[EXERCISE MATERIAL]
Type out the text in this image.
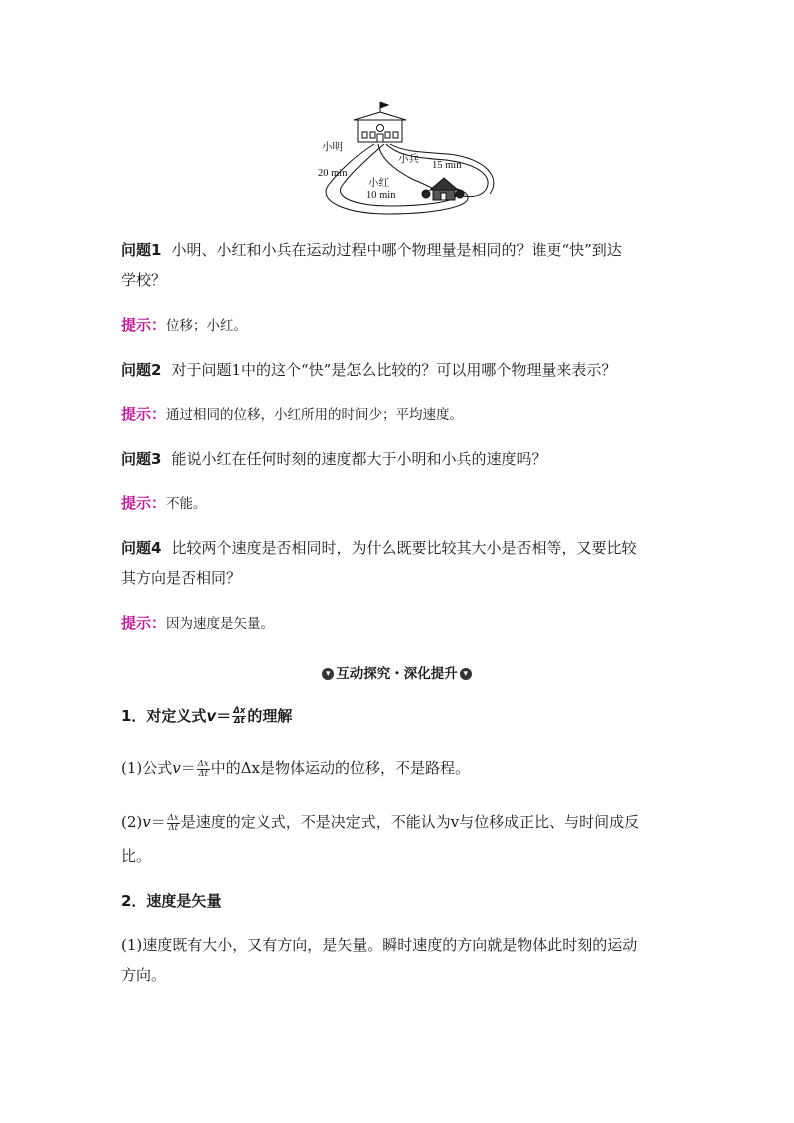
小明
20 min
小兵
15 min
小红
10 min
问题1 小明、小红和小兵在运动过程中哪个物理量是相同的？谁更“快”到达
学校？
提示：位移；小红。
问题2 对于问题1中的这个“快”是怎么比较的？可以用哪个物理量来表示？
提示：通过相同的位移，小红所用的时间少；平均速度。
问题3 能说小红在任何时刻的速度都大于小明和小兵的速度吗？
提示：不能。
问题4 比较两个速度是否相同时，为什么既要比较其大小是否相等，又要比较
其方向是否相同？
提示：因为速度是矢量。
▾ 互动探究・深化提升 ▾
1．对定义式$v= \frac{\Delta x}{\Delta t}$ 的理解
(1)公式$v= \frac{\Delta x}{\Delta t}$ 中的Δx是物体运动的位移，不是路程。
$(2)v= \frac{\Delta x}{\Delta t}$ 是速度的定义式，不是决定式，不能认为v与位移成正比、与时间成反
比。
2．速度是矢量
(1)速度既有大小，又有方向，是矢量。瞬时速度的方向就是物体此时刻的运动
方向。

[THE TASK]
Retype every record above exactly as written, but leave out the pictures.

[WRITTEN SOLUTION]
Type out the text in this image.
小明
20 min
小兵
15 min
小红
10 min
问题1 小明、小红和小兵在运动过程中哪个物理量是相同的？谁更“快”到达
学校？
提示：位移；小红。
问题2 对于问题1中的这个“快”是怎么比较的？可以用哪个物理量来表示？
提示：通过相同的位移，小红所用的时间少；平均速度。
问题3 能说小红在任何时刻的速度都大于小明和小兵的速度吗？
提示：不能。
问题4 比较两个速度是否相同时，为什么既要比较其大小是否相等，又要比较
其方向是否相同？
提示：因为速度是矢量。
▾ 互动探究・深化提升 ▾
1．对定义式$v= \frac{\Delta x}{\Delta t}$ 的理解
(1)公式$v= \frac{\Delta x}{\Delta t}$ 中的Δx是物体运动的位移，不是路程。
$(2)v= \frac{\Delta x}{\Delta t}$ 是速度的定义式，不是决定式，不能认为v与位移成正比、与时间成反
比。
2．速度是矢量
(1)速度既有大小，又有方向，是矢量。瞬时速度的方向就是物体此时刻的运动
方向。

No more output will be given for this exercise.